**WORK REQUIRED**
Give only the number of lines in the data that include the string "расходов".

═══ SUPPLIED DATA ═══

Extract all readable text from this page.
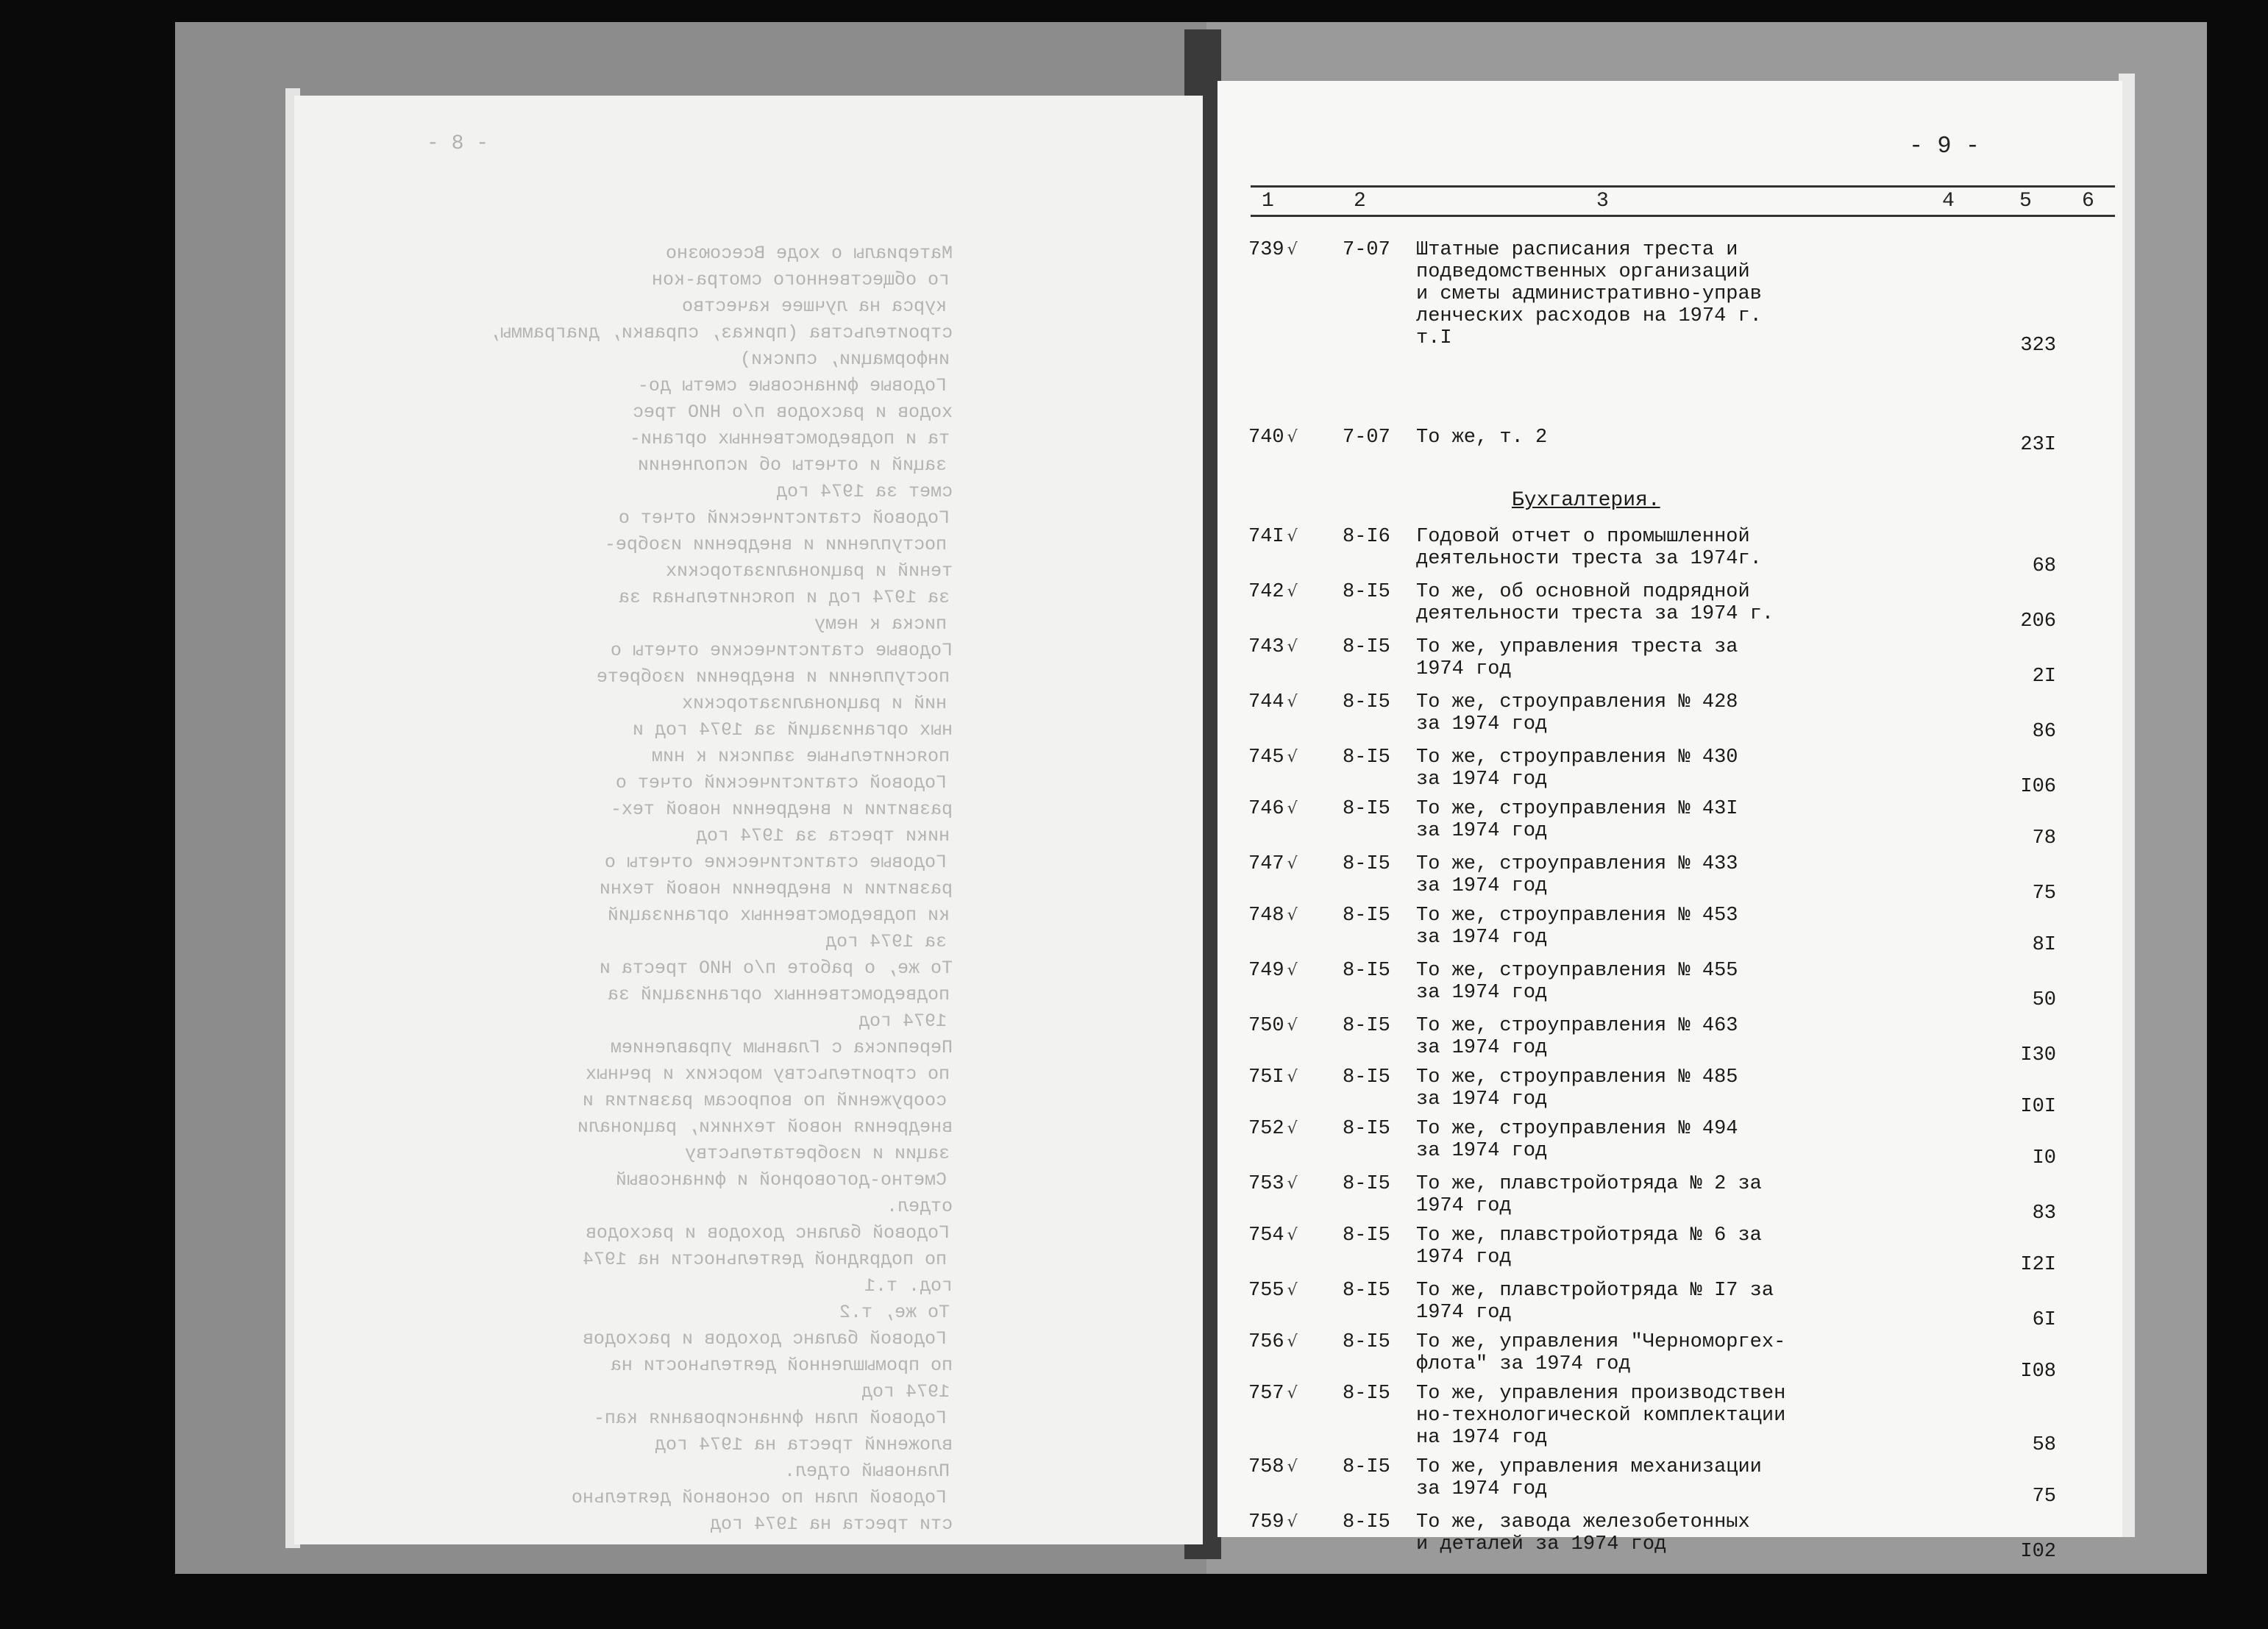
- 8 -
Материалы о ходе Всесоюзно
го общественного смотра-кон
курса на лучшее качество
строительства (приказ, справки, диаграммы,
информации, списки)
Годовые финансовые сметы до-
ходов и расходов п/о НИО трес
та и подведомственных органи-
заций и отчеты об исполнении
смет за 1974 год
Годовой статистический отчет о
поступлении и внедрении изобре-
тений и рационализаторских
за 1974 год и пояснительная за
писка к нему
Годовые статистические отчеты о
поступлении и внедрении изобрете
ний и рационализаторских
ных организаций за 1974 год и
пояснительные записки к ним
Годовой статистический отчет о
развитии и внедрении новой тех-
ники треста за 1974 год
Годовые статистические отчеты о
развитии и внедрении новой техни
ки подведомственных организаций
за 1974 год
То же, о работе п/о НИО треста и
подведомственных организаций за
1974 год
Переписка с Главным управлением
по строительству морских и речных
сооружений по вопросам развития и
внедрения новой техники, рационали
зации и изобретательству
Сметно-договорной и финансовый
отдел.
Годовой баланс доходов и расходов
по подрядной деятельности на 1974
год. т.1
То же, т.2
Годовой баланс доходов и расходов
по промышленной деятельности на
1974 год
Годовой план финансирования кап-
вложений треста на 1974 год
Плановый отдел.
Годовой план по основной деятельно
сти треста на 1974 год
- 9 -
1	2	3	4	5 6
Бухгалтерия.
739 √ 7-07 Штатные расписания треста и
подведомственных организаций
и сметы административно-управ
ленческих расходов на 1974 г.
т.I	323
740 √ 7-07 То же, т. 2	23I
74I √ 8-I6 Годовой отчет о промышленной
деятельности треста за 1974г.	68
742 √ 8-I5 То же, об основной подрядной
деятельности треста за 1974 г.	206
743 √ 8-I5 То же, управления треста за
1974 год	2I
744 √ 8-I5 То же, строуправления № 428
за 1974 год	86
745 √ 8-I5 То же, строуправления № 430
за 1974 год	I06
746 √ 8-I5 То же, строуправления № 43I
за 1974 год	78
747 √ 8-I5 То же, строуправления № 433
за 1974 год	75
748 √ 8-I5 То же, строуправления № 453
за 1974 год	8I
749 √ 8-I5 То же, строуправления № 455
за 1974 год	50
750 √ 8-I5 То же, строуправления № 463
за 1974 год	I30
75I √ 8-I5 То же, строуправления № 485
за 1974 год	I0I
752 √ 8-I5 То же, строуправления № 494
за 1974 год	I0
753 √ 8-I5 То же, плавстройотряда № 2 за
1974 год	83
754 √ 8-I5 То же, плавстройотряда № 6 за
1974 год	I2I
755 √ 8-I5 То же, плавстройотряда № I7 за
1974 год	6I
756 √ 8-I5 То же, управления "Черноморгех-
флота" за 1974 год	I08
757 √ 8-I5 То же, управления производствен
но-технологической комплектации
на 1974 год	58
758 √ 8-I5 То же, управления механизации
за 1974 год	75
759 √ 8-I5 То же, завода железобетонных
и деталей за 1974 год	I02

═══

**EXERCISE RESPONSE**
4